Entries with figure data:
-- Start --

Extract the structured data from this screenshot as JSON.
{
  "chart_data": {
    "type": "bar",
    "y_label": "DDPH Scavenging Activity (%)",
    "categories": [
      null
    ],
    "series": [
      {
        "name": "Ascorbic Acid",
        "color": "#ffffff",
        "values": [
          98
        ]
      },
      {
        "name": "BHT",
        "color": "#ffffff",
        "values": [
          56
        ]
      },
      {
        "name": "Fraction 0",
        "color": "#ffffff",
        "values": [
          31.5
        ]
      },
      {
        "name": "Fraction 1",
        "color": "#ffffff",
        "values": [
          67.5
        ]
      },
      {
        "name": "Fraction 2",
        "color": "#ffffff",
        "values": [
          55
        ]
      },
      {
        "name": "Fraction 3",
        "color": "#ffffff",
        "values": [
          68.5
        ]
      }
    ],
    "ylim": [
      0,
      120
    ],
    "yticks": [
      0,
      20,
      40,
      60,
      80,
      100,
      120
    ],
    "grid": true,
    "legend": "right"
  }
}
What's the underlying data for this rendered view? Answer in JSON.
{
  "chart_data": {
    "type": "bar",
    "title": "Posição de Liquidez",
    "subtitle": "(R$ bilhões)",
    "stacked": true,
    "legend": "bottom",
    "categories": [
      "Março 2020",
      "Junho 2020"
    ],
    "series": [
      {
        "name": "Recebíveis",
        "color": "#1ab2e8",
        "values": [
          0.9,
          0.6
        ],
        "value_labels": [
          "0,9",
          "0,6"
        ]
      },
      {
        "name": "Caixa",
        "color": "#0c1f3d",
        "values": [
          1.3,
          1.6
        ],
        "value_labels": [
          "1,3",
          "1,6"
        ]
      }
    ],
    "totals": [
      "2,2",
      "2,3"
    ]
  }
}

-- End --

# The problem
Restate the whole listing exactly, leaving out nothing.

# Exercise response
Extract the structured data from this screenshot as JSON.
{
  "chart_data": {
    "type": "bar",
    "y_label": "DDPH Scavenging Activity (%)",
    "categories": [
      null
    ],
    "series": [
      {
        "name": "Ascorbic Acid",
        "color": "#ffffff",
        "values": [
          98
        ]
      },
      {
        "name": "BHT",
        "color": "#ffffff",
        "values": [
          56
        ]
      },
      {
        "name": "Fraction 0",
        "color": "#ffffff",
        "values": [
          31.5
        ]
      },
      {
        "name": "Fraction 1",
        "color": "#ffffff",
        "values": [
          67.5
        ]
      },
      {
        "name": "Fraction 2",
        "color": "#ffffff",
        "values": [
          55
        ]
      },
      {
        "name": "Fraction 3",
        "color": "#ffffff",
        "values": [
          68.5
        ]
      }
    ],
    "ylim": [
      0,
      120
    ],
    "yticks": [
      0,
      20,
      40,
      60,
      80,
      100,
      120
    ],
    "grid": true,
    "legend": "right"
  }
}
What's the underlying data for this rendered view? Answer in JSON.
{
  "chart_data": {
    "type": "bar",
    "title": "Posição de Liquidez",
    "subtitle": "(R$ bilhões)",
    "stacked": true,
    "legend": "bottom",
    "categories": [
      "Março 2020",
      "Junho 2020"
    ],
    "series": [
      {
        "name": "Recebíveis",
        "color": "#1ab2e8",
        "values": [
          0.9,
          0.6
        ],
        "value_labels": [
          "0,9",
          "0,6"
        ]
      },
      {
        "name": "Caixa",
        "color": "#0c1f3d",
        "values": [
          1.3,
          1.6
        ],
        "value_labels": [
          "1,3",
          "1,6"
        ]
      }
    ],
    "totals": [
      "2,2",
      "2,3"
    ]
  }
}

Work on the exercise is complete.